> REQUIREMENTS:
Filter the listing and keep only the lines with the word "elegans".

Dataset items
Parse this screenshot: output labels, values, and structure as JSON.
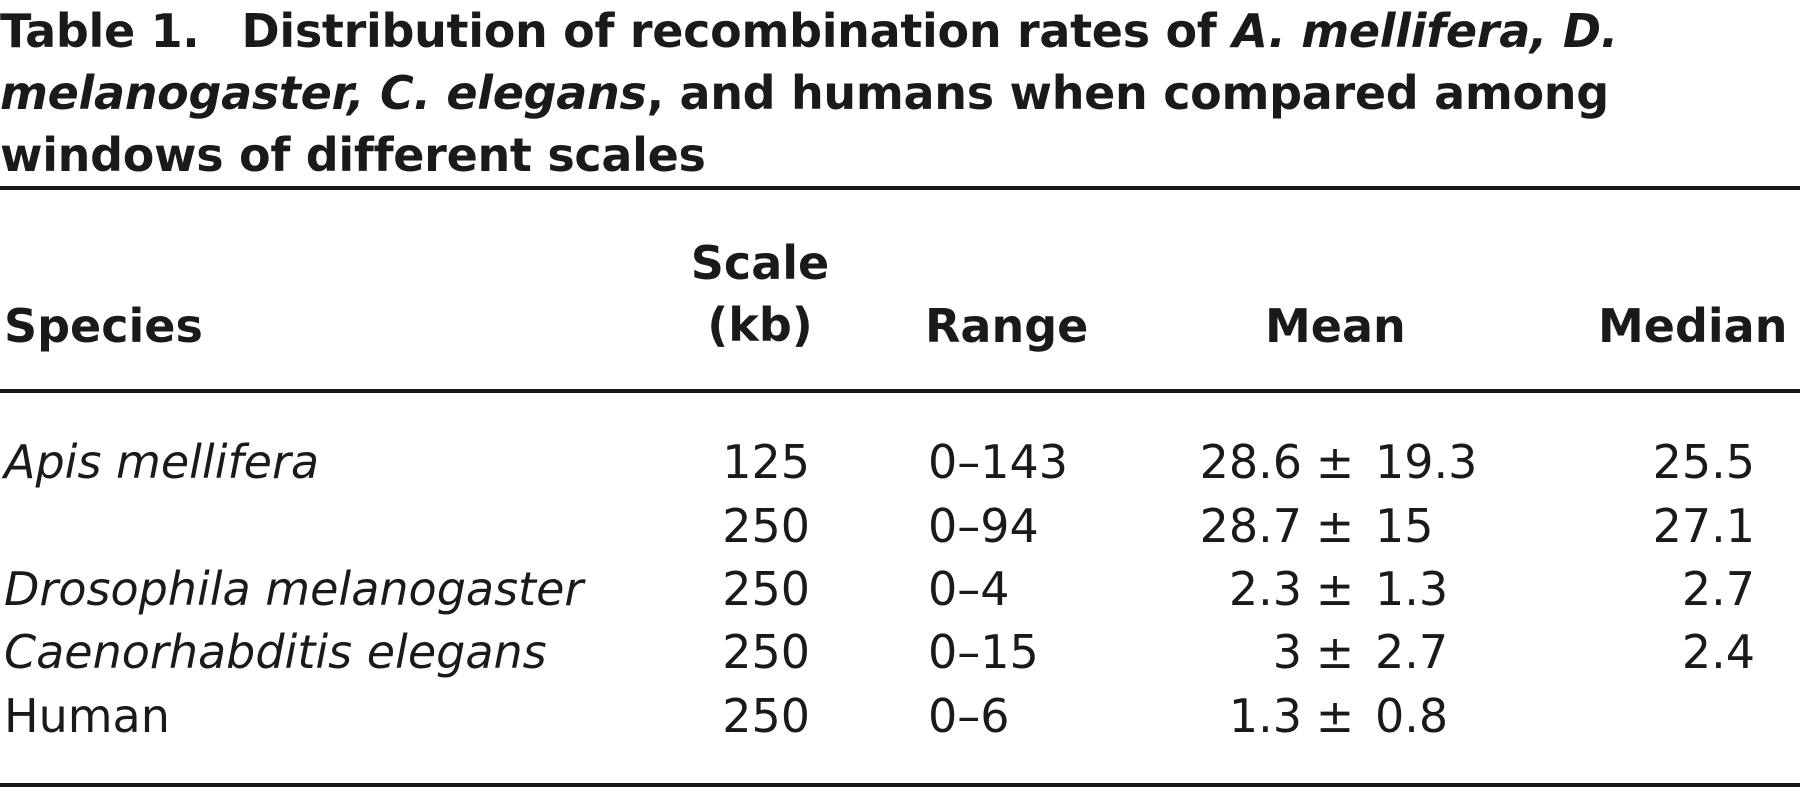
{
  "caption": {
    "label": "Table 1.",
    "text_1": "Distribution of recombination rates of ",
    "species_1": "A. mellifera, D. melanogaster, C. elegans",
    "text_2": ", and humans when compared among windows of different scales"
  },
  "headers": {
    "species": "Species",
    "scale_line1": "Scale",
    "scale_line2": "(kb)",
    "range": "Range",
    "mean": "Mean",
    "median": "Median"
  },
  "rows": [
    {
      "species": "Apis mellifera",
      "italic": true,
      "scale": "125",
      "range": "0–143",
      "mean": "28.6",
      "sd": "19.3",
      "median": "25.5"
    },
    {
      "species": "",
      "italic": true,
      "scale": "250",
      "range": "0–94",
      "mean": "28.7",
      "sd": "15",
      "median": "27.1"
    },
    {
      "species": "Drosophila melanogaster",
      "italic": true,
      "scale": "250",
      "range": "0–4",
      "mean": "2.3",
      "sd": "1.3",
      "median": "2.7"
    },
    {
      "species": "Caenorhabditis elegans",
      "italic": true,
      "scale": "250",
      "range": "0–15",
      "mean": "3",
      "sd": "2.7",
      "median": "2.4"
    },
    {
      "species": "Human",
      "italic": false,
      "scale": "250",
      "range": "0–6",
      "mean": "1.3",
      "sd": "0.8",
      "median": ""
    }
  ],
  "pm_symbol": "±"
}
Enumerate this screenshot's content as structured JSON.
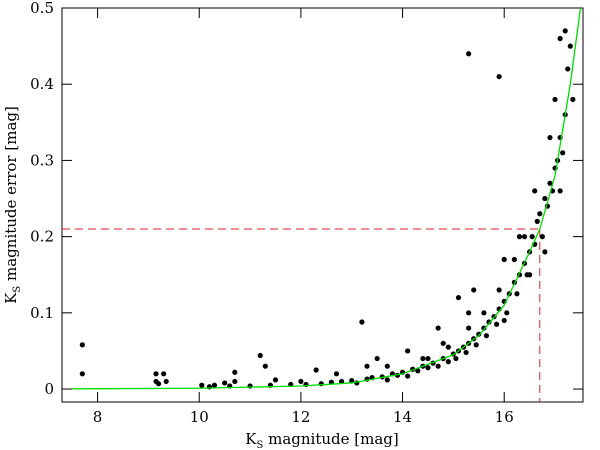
{
  "chart_data": {
    "type": "scatter",
    "x_label": {
      "main": "K",
      "sub": "S",
      "rest": " magnitude [mag]"
    },
    "y_label": {
      "main": "K",
      "sub": "S",
      "rest": " magnitude error [mag]"
    },
    "xlim": [
      7.3,
      17.55
    ],
    "ylim": [
      -0.017,
      0.5
    ],
    "xticks": [
      8,
      10,
      12,
      14,
      16
    ],
    "yticks": [
      0,
      0.1,
      0.2,
      0.3,
      0.4,
      0.5
    ],
    "points": {
      "color": "#000000",
      "x": [
        7.7,
        7.7,
        9.15,
        9.15,
        9.2,
        9.3,
        9.35,
        10.05,
        10.3,
        10.5,
        10.7,
        10.7,
        11.2,
        11.3,
        11.5,
        12.0,
        12.3,
        12.7,
        13.2,
        13.3,
        13.5,
        13.7,
        14.1,
        14.4,
        14.7,
        14.8,
        15.1,
        15.3,
        15.3,
        15.4,
        15.9,
        16.0,
        16.3,
        10.2,
        10.6,
        11.0,
        11.4,
        11.8,
        12.1,
        12.4,
        12.6,
        12.8,
        13.0,
        13.1,
        13.3,
        13.4,
        13.6,
        13.7,
        13.8,
        13.9,
        14.0,
        14.1,
        14.2,
        14.3,
        14.4,
        14.5,
        14.6,
        14.7,
        14.8,
        14.9,
        15.0,
        15.05,
        15.1,
        15.2,
        15.25,
        15.3,
        15.4,
        15.45,
        15.5,
        15.6,
        15.65,
        15.7,
        15.8,
        15.85,
        15.9,
        16.0,
        16.05,
        16.1,
        16.2,
        16.25,
        16.3,
        16.4,
        16.45,
        16.5,
        16.55,
        16.6,
        16.65,
        16.7,
        16.75,
        16.8,
        16.85,
        16.9,
        16.95,
        17.0,
        17.05,
        17.1,
        17.15,
        17.2,
        17.25,
        17.3,
        17.35,
        17.1,
        17.2,
        17.0,
        16.9,
        16.6,
        16.4,
        16.2,
        15.9,
        15.6,
        15.3,
        14.9,
        14.5,
        16.8,
        17.1,
        16.5,
        16.0
      ],
      "y": [
        0.058,
        0.02,
        0.02,
        0.01,
        0.007,
        0.02,
        0.01,
        0.005,
        0.005,
        0.008,
        0.01,
        0.022,
        0.044,
        0.03,
        0.012,
        0.01,
        0.025,
        0.02,
        0.088,
        0.03,
        0.04,
        0.03,
        0.05,
        0.04,
        0.08,
        0.06,
        0.12,
        0.44,
        0.1,
        0.13,
        0.41,
        0.17,
        0.2,
        0.003,
        0.004,
        0.004,
        0.005,
        0.006,
        0.006,
        0.007,
        0.009,
        0.01,
        0.011,
        0.008,
        0.013,
        0.015,
        0.016,
        0.012,
        0.02,
        0.018,
        0.022,
        0.017,
        0.026,
        0.024,
        0.03,
        0.028,
        0.034,
        0.03,
        0.04,
        0.036,
        0.046,
        0.04,
        0.05,
        0.055,
        0.048,
        0.06,
        0.066,
        0.058,
        0.072,
        0.08,
        0.07,
        0.088,
        0.095,
        0.085,
        0.105,
        0.115,
        0.1,
        0.125,
        0.14,
        0.125,
        0.15,
        0.165,
        0.15,
        0.18,
        0.2,
        0.19,
        0.22,
        0.23,
        0.2,
        0.25,
        0.24,
        0.27,
        0.26,
        0.29,
        0.3,
        0.33,
        0.31,
        0.36,
        0.42,
        0.45,
        0.38,
        0.46,
        0.47,
        0.38,
        0.33,
        0.26,
        0.2,
        0.17,
        0.13,
        0.1,
        0.08,
        0.055,
        0.04,
        0.18,
        0.26,
        0.15,
        0.09
      ]
    },
    "fit": {
      "color": "#00dd00",
      "x": [
        7.5,
        10,
        12,
        13,
        14,
        15,
        15.5,
        16,
        16.5,
        16.7,
        17,
        17.3,
        17.5
      ],
      "y": [
        0.0003,
        0.001,
        0.004,
        0.008,
        0.02,
        0.045,
        0.07,
        0.11,
        0.18,
        0.21,
        0.28,
        0.4,
        0.5
      ]
    },
    "limit": {
      "color": "#dd2222",
      "x": 16.7,
      "y": 0.21
    }
  }
}
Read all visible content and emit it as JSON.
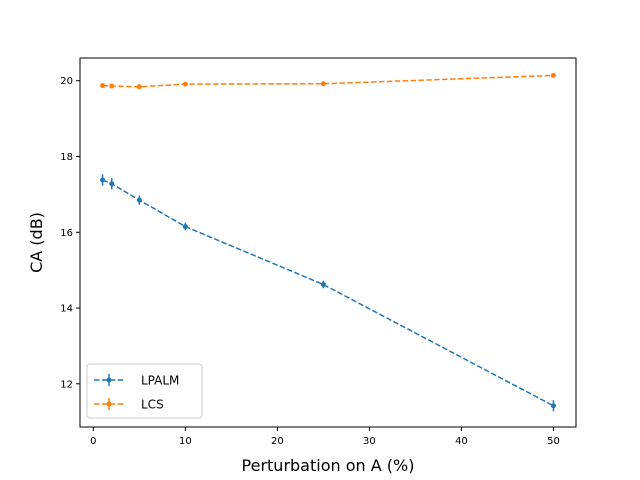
{
  "chart_data": {
    "type": "line",
    "title": "",
    "xlabel": "Perturbation on A (%)",
    "ylabel": "CA (dB)",
    "x": [
      1,
      2,
      5,
      10,
      25,
      50
    ],
    "xlim": [
      -1.45,
      52.45
    ],
    "ylim": [
      10.86,
      20.6
    ],
    "xticks": [
      0,
      10,
      20,
      30,
      40,
      50
    ],
    "xtick_labels": [
      "0",
      "10",
      "20",
      "30",
      "40",
      "50"
    ],
    "yticks": [
      12,
      14,
      16,
      18,
      20
    ],
    "ytick_labels": [
      "12",
      "14",
      "16",
      "18",
      "20"
    ],
    "grid": false,
    "legend_position": "lower-left",
    "series": [
      {
        "name": "LPALM",
        "color": "#1f77b4",
        "linestyle": "dashed",
        "marker": "circle",
        "values": [
          17.38,
          17.28,
          16.85,
          16.15,
          14.62,
          11.42
        ],
        "errors": [
          0.15,
          0.15,
          0.12,
          0.1,
          0.1,
          0.15
        ]
      },
      {
        "name": "LCS",
        "color": "#ff7f0e",
        "linestyle": "dashed",
        "marker": "circle",
        "values": [
          19.87,
          19.86,
          19.84,
          19.91,
          19.92,
          20.14
        ],
        "errors": [
          0.02,
          0.02,
          0.02,
          0.02,
          0.02,
          0.02
        ]
      }
    ]
  }
}
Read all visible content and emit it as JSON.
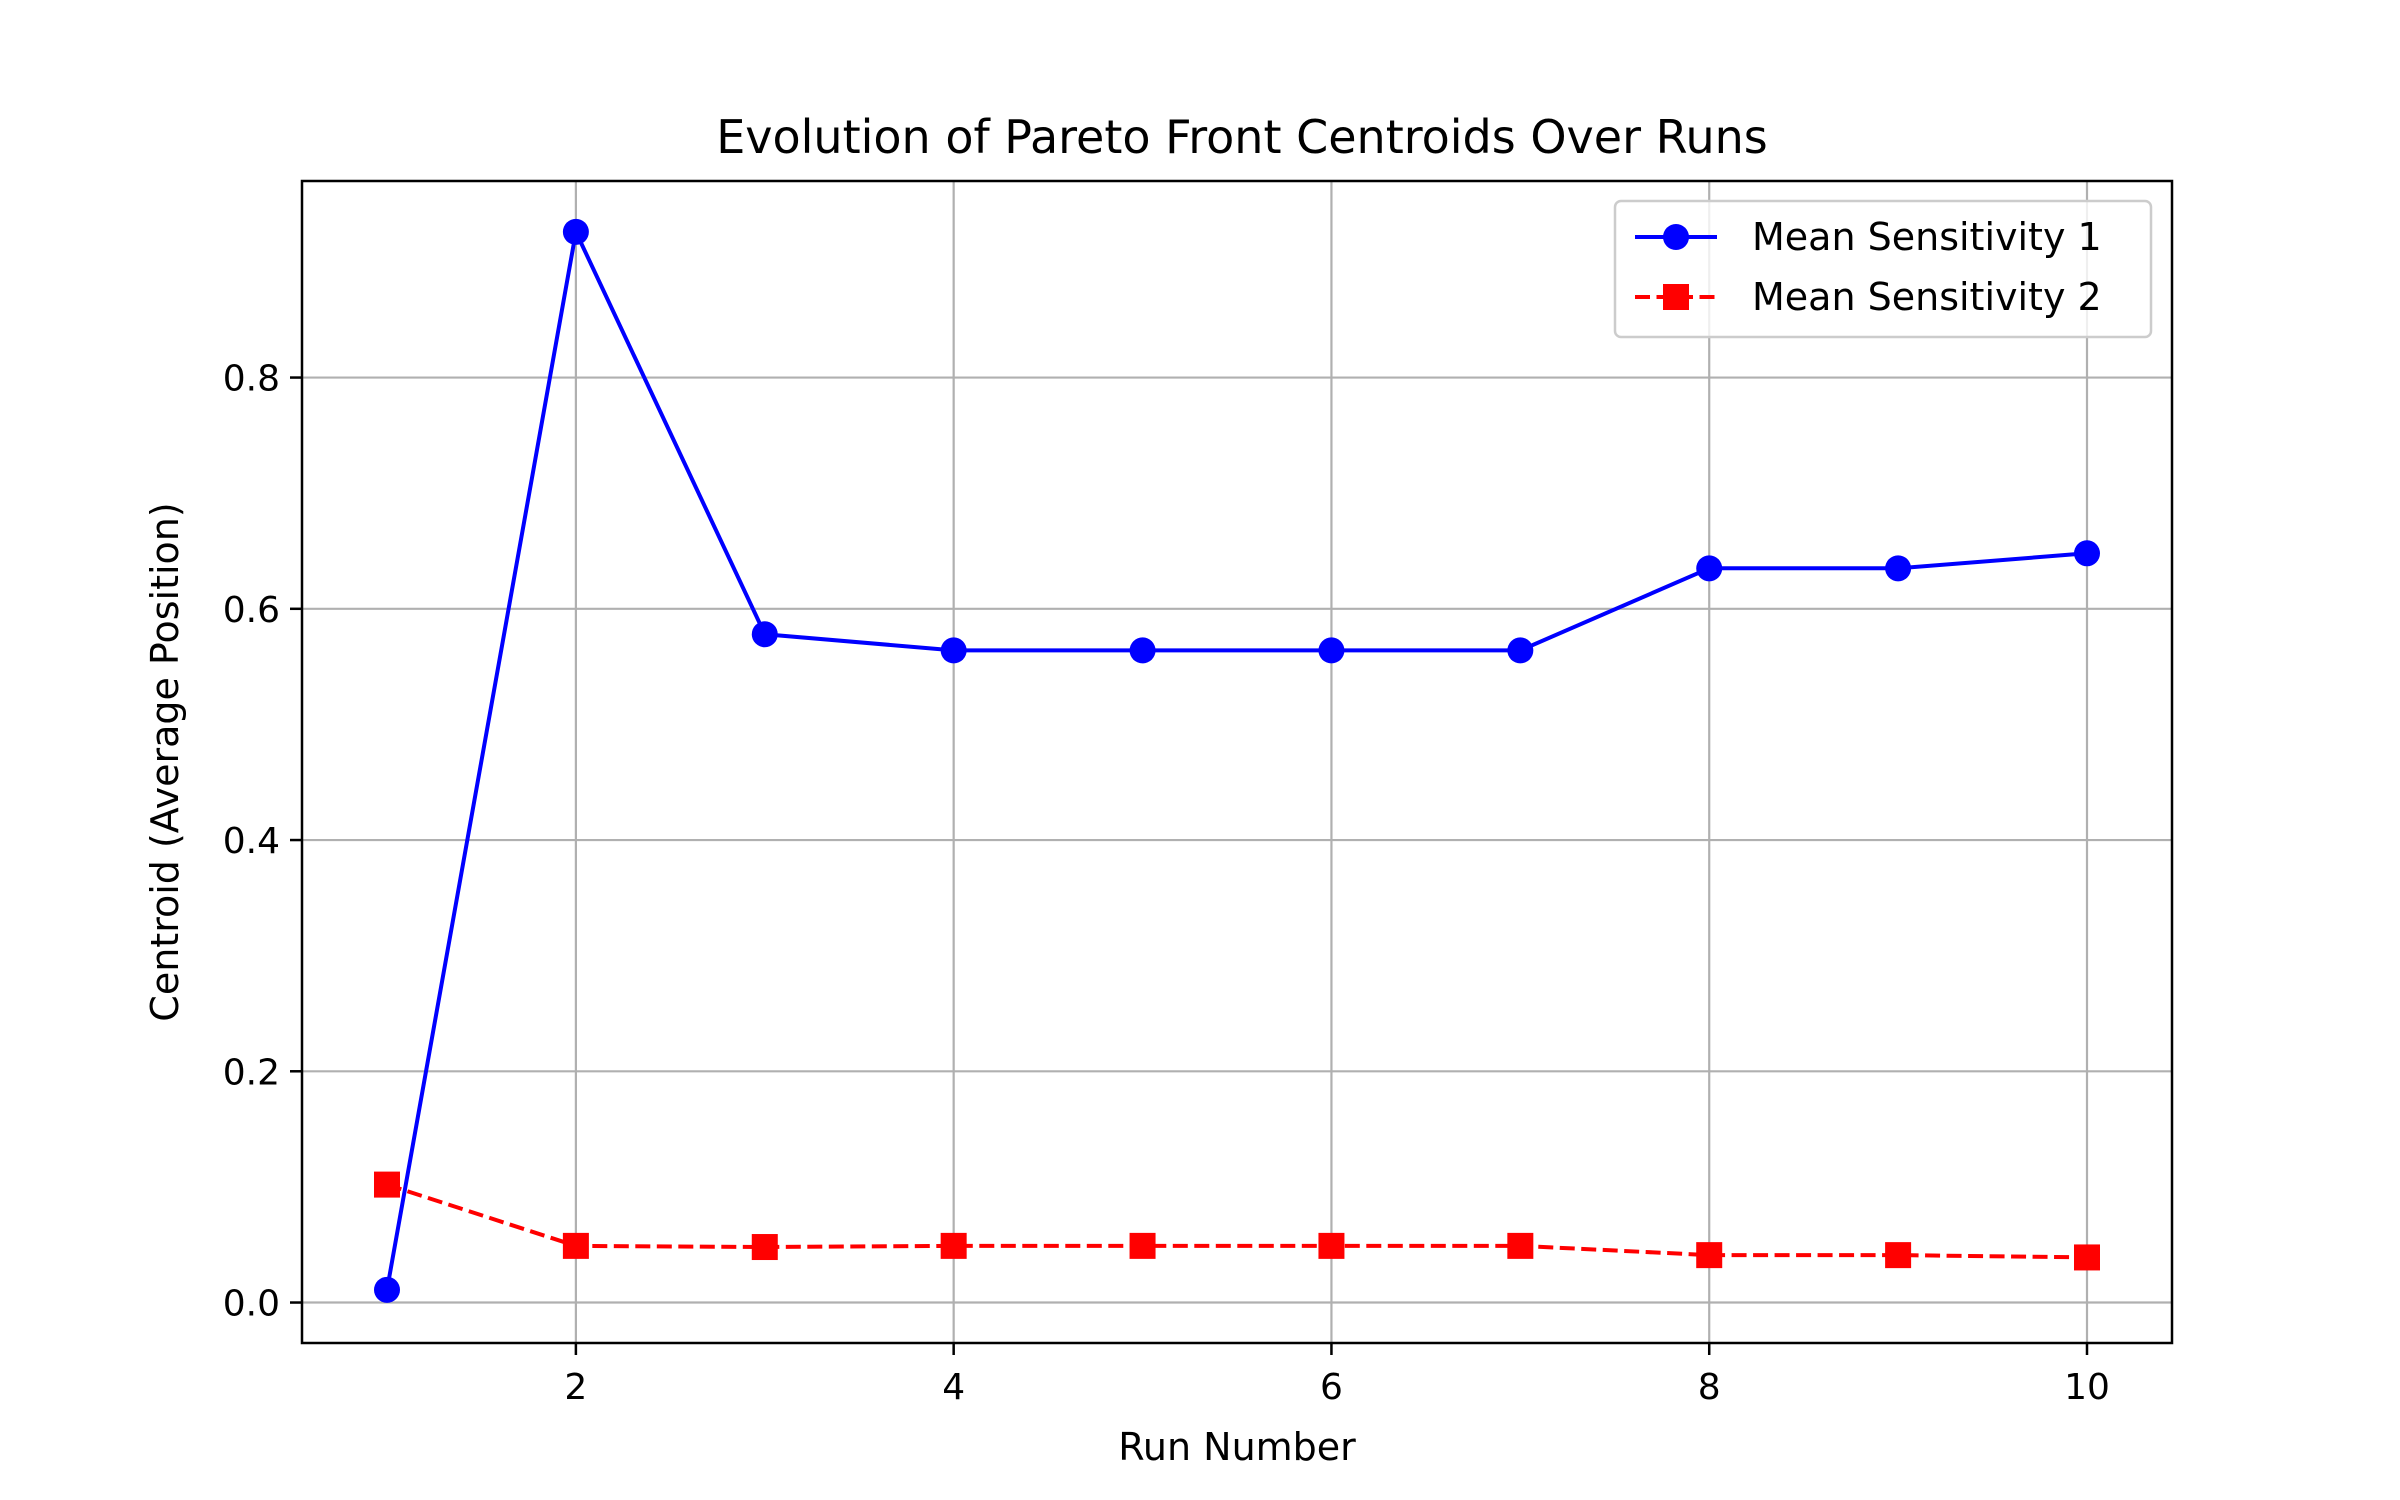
{
  "chart_data": {
    "type": "line",
    "title": "Evolution of Pareto Front Centroids Over Runs",
    "xlabel": "Run Number",
    "ylabel": "Centroid (Average Position)",
    "xlim": [
      0.55,
      10.45
    ],
    "ylim": [
      -0.035,
      0.97
    ],
    "xticks": [
      2,
      4,
      6,
      8,
      10
    ],
    "yticks": [
      0.0,
      0.2,
      0.4,
      0.6,
      0.8
    ],
    "xtick_labels": [
      "2",
      "4",
      "6",
      "8",
      "10"
    ],
    "ytick_labels": [
      "0.0",
      "0.2",
      "0.4",
      "0.6",
      "0.8"
    ],
    "grid": true,
    "legend_position": "top-right",
    "x": [
      1,
      2,
      3,
      4,
      5,
      6,
      7,
      8,
      9,
      10
    ],
    "series": [
      {
        "name": "Mean Sensitivity 1",
        "values": [
          0.011,
          0.926,
          0.578,
          0.564,
          0.564,
          0.564,
          0.564,
          0.635,
          0.635,
          0.648
        ],
        "color": "#0000ff",
        "line_style": "solid",
        "marker": "circle"
      },
      {
        "name": "Mean Sensitivity 2",
        "values": [
          0.102,
          0.049,
          0.048,
          0.049,
          0.049,
          0.049,
          0.049,
          0.041,
          0.041,
          0.039
        ],
        "color": "#ff0000",
        "line_style": "dashed",
        "marker": "square"
      }
    ]
  }
}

> TASK OUTPUT:
    "species_1": "A. mellifera, D. melanogaster, C. elegans",
      "species": "Caenorhabditis elegans",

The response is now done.